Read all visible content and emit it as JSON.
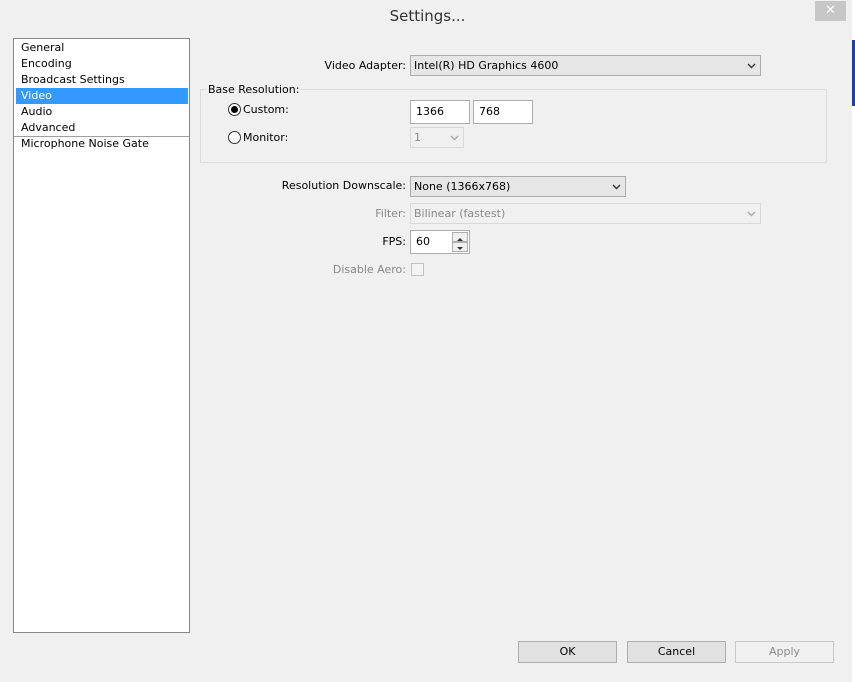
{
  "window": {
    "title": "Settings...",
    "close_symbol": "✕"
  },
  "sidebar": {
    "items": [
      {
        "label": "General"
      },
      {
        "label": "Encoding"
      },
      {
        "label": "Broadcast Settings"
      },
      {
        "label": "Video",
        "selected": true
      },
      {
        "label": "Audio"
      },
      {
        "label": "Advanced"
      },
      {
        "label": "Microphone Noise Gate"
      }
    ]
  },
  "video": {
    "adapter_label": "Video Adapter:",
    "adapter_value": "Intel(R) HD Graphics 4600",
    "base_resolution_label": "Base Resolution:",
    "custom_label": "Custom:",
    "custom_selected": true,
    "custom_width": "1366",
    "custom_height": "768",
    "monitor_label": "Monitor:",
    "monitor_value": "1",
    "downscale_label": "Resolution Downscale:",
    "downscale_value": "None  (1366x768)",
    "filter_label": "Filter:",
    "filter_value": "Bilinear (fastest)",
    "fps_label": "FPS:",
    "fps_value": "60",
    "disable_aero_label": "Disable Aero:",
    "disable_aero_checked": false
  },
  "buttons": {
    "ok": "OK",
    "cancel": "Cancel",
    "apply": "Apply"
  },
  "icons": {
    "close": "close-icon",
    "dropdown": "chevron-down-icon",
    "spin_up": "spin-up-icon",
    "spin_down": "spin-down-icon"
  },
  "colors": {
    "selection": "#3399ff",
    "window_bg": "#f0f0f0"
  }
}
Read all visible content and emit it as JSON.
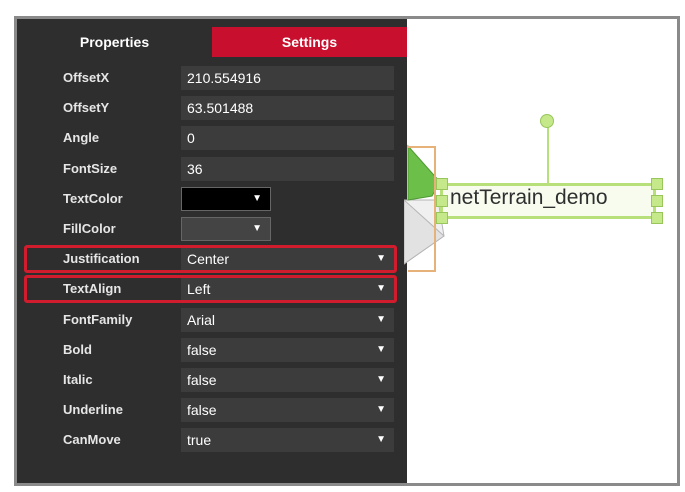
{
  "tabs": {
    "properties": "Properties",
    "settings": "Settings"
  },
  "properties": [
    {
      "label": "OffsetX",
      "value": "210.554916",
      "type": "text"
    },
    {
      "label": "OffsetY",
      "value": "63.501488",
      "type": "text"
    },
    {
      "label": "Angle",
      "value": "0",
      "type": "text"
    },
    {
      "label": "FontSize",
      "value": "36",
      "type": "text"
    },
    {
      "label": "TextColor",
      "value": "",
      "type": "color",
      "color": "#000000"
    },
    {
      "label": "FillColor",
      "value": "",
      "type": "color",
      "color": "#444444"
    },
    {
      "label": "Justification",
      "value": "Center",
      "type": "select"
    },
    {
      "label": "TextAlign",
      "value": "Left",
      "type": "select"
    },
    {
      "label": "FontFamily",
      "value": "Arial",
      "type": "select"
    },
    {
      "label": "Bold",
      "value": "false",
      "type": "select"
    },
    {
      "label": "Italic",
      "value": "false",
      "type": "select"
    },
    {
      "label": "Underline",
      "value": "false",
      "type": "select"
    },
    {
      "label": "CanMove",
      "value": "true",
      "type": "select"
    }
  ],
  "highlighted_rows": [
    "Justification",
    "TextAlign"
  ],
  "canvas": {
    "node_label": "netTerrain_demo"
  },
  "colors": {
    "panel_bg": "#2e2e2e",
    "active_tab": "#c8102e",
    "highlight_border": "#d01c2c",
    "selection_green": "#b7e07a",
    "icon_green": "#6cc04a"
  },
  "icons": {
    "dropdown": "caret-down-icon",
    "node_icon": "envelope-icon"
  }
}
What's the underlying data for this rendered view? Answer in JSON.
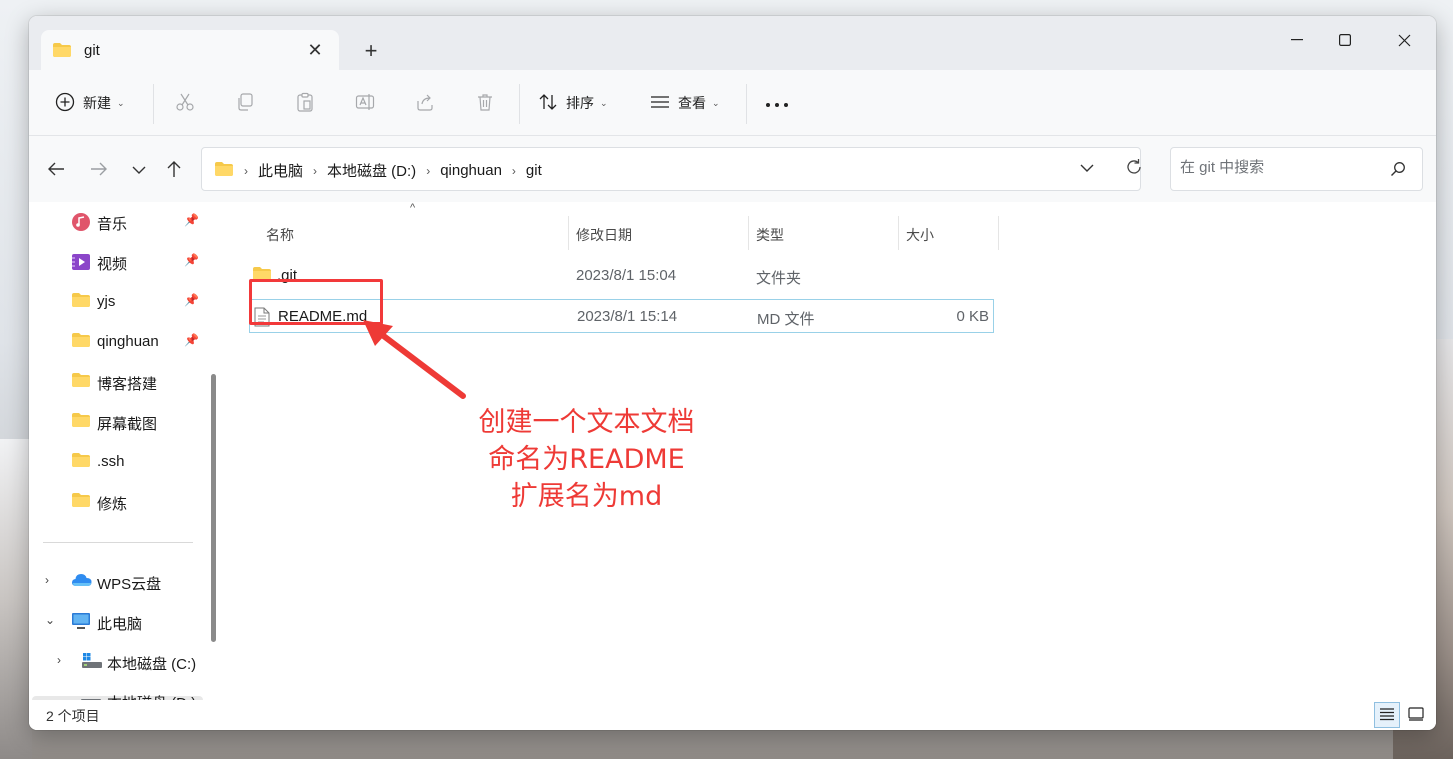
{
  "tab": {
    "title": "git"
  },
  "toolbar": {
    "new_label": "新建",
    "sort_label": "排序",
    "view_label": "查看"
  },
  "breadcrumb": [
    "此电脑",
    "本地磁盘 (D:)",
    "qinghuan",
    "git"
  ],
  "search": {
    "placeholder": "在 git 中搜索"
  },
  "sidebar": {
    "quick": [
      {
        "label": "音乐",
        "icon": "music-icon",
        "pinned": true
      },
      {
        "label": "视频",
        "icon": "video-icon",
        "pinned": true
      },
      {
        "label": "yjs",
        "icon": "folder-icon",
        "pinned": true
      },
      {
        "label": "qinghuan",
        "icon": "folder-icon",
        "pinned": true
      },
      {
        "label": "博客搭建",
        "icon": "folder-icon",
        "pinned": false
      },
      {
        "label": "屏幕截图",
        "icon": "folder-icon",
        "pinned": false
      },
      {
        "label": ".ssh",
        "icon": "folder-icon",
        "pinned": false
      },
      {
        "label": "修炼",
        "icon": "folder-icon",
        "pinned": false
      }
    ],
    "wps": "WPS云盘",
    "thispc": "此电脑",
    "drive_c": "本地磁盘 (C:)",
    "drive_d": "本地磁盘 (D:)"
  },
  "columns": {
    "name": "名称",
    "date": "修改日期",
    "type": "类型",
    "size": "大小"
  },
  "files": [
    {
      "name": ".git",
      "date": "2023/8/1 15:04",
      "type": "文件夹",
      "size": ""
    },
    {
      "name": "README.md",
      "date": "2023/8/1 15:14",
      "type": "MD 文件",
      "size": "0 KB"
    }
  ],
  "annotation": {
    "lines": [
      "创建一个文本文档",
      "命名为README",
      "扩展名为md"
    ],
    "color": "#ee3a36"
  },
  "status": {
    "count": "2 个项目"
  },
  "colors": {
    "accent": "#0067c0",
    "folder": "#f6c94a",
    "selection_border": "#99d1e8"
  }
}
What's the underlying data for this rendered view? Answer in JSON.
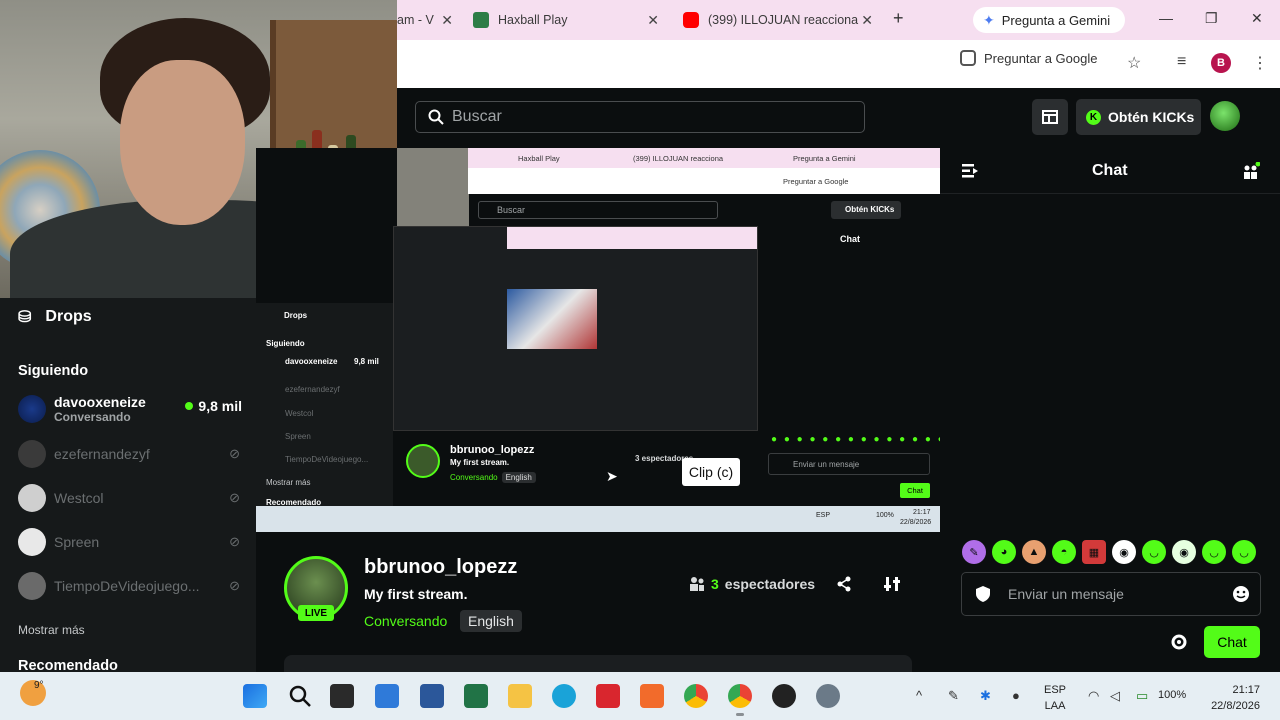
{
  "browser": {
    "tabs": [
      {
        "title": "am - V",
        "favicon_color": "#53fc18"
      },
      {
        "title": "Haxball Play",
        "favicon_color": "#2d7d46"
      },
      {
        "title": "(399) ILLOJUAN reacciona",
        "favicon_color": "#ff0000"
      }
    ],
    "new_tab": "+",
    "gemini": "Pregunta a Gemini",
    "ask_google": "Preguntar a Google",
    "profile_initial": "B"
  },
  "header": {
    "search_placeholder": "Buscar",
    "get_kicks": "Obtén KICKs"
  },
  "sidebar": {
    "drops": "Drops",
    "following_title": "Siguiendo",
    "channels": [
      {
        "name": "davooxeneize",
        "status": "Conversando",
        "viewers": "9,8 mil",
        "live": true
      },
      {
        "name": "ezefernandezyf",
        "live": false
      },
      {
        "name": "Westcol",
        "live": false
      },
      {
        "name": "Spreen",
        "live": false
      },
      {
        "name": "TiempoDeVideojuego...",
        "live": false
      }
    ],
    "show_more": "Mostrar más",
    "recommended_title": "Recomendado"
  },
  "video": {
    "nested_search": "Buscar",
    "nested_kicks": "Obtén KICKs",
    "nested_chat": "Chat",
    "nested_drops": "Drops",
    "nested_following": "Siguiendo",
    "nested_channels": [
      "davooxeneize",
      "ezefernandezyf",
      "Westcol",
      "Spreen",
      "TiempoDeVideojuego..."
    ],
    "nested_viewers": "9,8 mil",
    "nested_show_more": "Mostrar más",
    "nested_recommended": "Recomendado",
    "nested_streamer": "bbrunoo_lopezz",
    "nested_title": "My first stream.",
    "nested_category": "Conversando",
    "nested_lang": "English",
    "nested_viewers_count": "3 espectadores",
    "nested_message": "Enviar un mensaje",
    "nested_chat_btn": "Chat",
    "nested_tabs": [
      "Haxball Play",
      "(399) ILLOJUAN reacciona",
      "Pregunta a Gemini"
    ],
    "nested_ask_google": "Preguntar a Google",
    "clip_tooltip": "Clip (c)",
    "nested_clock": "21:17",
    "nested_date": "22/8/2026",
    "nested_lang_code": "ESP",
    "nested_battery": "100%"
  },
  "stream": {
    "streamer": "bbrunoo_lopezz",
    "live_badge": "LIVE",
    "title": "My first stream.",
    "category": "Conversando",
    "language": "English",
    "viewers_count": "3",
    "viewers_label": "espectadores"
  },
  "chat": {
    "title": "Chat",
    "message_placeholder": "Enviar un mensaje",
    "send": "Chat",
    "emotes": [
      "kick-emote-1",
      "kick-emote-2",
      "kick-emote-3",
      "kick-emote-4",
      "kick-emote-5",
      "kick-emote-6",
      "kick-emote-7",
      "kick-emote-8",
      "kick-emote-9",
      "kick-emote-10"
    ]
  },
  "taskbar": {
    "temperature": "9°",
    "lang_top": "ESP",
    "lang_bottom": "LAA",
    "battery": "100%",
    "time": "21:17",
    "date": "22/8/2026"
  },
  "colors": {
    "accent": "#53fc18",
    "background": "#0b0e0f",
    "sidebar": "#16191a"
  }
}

▶ [What is expected]:
Look through the entries above and report each line where the string "Recomendado" occurs.

▶ [Written reply]:
    "recommended_title": "Recomendado"
    "nested_recommended": "Recomendado",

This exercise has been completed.